Repeat, line for line, the entries printed below.

** Start of MATERIALS PROVIDED **

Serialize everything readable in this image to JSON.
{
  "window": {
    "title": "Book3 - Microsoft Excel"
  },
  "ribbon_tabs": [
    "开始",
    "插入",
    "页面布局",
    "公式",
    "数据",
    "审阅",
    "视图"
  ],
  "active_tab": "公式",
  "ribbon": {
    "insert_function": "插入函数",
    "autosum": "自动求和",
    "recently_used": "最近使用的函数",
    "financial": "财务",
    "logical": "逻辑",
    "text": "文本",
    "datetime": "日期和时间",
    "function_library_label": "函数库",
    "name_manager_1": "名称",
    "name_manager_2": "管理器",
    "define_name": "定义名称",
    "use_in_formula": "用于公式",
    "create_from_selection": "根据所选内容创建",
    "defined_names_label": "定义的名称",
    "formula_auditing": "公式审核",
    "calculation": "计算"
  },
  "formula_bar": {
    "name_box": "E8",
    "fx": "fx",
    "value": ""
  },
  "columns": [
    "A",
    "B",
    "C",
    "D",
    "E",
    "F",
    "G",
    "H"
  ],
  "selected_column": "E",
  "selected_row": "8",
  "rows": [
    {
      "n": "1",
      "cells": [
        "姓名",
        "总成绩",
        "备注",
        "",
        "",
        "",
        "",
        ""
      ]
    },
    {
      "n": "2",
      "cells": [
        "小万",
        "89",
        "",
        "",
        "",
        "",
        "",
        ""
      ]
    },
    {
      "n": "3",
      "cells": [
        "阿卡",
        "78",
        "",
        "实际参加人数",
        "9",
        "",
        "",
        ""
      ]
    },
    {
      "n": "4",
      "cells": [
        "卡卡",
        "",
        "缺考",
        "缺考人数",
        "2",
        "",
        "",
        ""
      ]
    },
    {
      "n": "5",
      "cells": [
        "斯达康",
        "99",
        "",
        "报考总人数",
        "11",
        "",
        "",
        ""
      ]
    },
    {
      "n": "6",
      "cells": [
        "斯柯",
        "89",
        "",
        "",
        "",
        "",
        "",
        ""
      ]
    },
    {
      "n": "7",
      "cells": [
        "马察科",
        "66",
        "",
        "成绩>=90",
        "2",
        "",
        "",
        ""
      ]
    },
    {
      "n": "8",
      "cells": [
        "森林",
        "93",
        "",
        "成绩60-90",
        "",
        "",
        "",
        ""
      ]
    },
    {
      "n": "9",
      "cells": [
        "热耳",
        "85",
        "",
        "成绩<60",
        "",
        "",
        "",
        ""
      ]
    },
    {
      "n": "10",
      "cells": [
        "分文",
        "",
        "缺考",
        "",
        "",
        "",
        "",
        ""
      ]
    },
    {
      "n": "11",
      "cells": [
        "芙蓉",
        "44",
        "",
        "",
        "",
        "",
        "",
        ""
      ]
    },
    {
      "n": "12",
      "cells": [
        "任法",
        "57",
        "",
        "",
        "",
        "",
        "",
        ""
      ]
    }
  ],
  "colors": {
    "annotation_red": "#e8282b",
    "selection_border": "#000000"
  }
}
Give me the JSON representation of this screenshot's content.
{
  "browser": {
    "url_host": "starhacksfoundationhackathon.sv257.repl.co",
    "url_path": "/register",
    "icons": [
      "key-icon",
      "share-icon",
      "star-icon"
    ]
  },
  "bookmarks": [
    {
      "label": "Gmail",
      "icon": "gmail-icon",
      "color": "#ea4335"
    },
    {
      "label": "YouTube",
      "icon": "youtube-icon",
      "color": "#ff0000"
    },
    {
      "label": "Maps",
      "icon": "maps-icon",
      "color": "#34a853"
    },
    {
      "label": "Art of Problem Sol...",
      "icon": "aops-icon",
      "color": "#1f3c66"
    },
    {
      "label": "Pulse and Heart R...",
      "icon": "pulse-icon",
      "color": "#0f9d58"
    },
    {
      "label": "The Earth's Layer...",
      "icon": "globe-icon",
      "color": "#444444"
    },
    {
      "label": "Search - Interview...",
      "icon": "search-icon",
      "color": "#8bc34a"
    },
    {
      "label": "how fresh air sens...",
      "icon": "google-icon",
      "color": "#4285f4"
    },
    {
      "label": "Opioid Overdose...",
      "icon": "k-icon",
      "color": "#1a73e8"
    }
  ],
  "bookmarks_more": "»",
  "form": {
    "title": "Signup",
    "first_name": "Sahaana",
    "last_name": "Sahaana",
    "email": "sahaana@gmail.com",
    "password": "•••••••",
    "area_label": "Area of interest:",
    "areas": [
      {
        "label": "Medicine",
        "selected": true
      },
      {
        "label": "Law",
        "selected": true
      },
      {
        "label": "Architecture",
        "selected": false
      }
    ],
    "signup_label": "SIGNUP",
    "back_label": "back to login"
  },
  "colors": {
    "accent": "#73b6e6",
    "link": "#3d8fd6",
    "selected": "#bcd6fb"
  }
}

** End of MATERIALS PROVIDED **

RIGHT ANSWER
Serialize everything readable in this image to JSON.
{
  "window": {
    "title": "Book3 - Microsoft Excel"
  },
  "ribbon_tabs": [
    "开始",
    "插入",
    "页面布局",
    "公式",
    "数据",
    "审阅",
    "视图"
  ],
  "active_tab": "公式",
  "ribbon": {
    "insert_function": "插入函数",
    "autosum": "自动求和",
    "recently_used": "最近使用的函数",
    "financial": "财务",
    "logical": "逻辑",
    "text": "文本",
    "datetime": "日期和时间",
    "function_library_label": "函数库",
    "name_manager_1": "名称",
    "name_manager_2": "管理器",
    "define_name": "定义名称",
    "use_in_formula": "用于公式",
    "create_from_selection": "根据所选内容创建",
    "defined_names_label": "定义的名称",
    "formula_auditing": "公式审核",
    "calculation": "计算"
  },
  "formula_bar": {
    "name_box": "E8",
    "fx": "fx",
    "value": ""
  },
  "columns": [
    "A",
    "B",
    "C",
    "D",
    "E",
    "F",
    "G",
    "H"
  ],
  "selected_column": "E",
  "selected_row": "8",
  "rows": [
    {
      "n": "1",
      "cells": [
        "姓名",
        "总成绩",
        "备注",
        "",
        "",
        "",
        "",
        ""
      ]
    },
    {
      "n": "2",
      "cells": [
        "小万",
        "89",
        "",
        "",
        "",
        "",
        "",
        ""
      ]
    },
    {
      "n": "3",
      "cells": [
        "阿卡",
        "78",
        "",
        "实际参加人数",
        "9",
        "",
        "",
        ""
      ]
    },
    {
      "n": "4",
      "cells": [
        "卡卡",
        "",
        "缺考",
        "缺考人数",
        "2",
        "",
        "",
        ""
      ]
    },
    {
      "n": "5",
      "cells": [
        "斯达康",
        "99",
        "",
        "报考总人数",
        "11",
        "",
        "",
        ""
      ]
    },
    {
      "n": "6",
      "cells": [
        "斯柯",
        "89",
        "",
        "",
        "",
        "",
        "",
        ""
      ]
    },
    {
      "n": "7",
      "cells": [
        "马察科",
        "66",
        "",
        "成绩>=90",
        "2",
        "",
        "",
        ""
      ]
    },
    {
      "n": "8",
      "cells": [
        "森林",
        "93",
        "",
        "成绩60-90",
        "",
        "",
        "",
        ""
      ]
    },
    {
      "n": "9",
      "cells": [
        "热耳",
        "85",
        "",
        "成绩<60",
        "",
        "",
        "",
        ""
      ]
    },
    {
      "n": "10",
      "cells": [
        "分文",
        "",
        "缺考",
        "",
        "",
        "",
        "",
        ""
      ]
    },
    {
      "n": "11",
      "cells": [
        "芙蓉",
        "44",
        "",
        "",
        "",
        "",
        "",
        ""
      ]
    },
    {
      "n": "12",
      "cells": [
        "任法",
        "57",
        "",
        "",
        "",
        "",
        "",
        ""
      ]
    }
  ],
  "colors": {
    "annotation_red": "#e8282b",
    "selection_border": "#000000"
  }
}
Give me the JSON representation of this screenshot's content.
{
  "browser": {
    "url_host": "starhacksfoundationhackathon.sv257.repl.co",
    "url_path": "/register",
    "icons": [
      "key-icon",
      "share-icon",
      "star-icon"
    ]
  },
  "bookmarks": [
    {
      "label": "Gmail",
      "icon": "gmail-icon",
      "color": "#ea4335"
    },
    {
      "label": "YouTube",
      "icon": "youtube-icon",
      "color": "#ff0000"
    },
    {
      "label": "Maps",
      "icon": "maps-icon",
      "color": "#34a853"
    },
    {
      "label": "Art of Problem Sol...",
      "icon": "aops-icon",
      "color": "#1f3c66"
    },
    {
      "label": "Pulse and Heart R...",
      "icon": "pulse-icon",
      "color": "#0f9d58"
    },
    {
      "label": "The Earth's Layer...",
      "icon": "globe-icon",
      "color": "#444444"
    },
    {
      "label": "Search - Interview...",
      "icon": "search-icon",
      "color": "#8bc34a"
    },
    {
      "label": "how fresh air sens...",
      "icon": "google-icon",
      "color": "#4285f4"
    },
    {
      "label": "Opioid Overdose...",
      "icon": "k-icon",
      "color": "#1a73e8"
    }
  ],
  "bookmarks_more": "»",
  "form": {
    "title": "Signup",
    "first_name": "Sahaana",
    "last_name": "Sahaana",
    "email": "sahaana@gmail.com",
    "password": "•••••••",
    "area_label": "Area of interest:",
    "areas": [
      {
        "label": "Medicine",
        "selected": true
      },
      {
        "label": "Law",
        "selected": true
      },
      {
        "label": "Architecture",
        "selected": false
      }
    ],
    "signup_label": "SIGNUP",
    "back_label": "back to login"
  },
  "colors": {
    "accent": "#73b6e6",
    "link": "#3d8fd6",
    "selected": "#bcd6fb"
  }
}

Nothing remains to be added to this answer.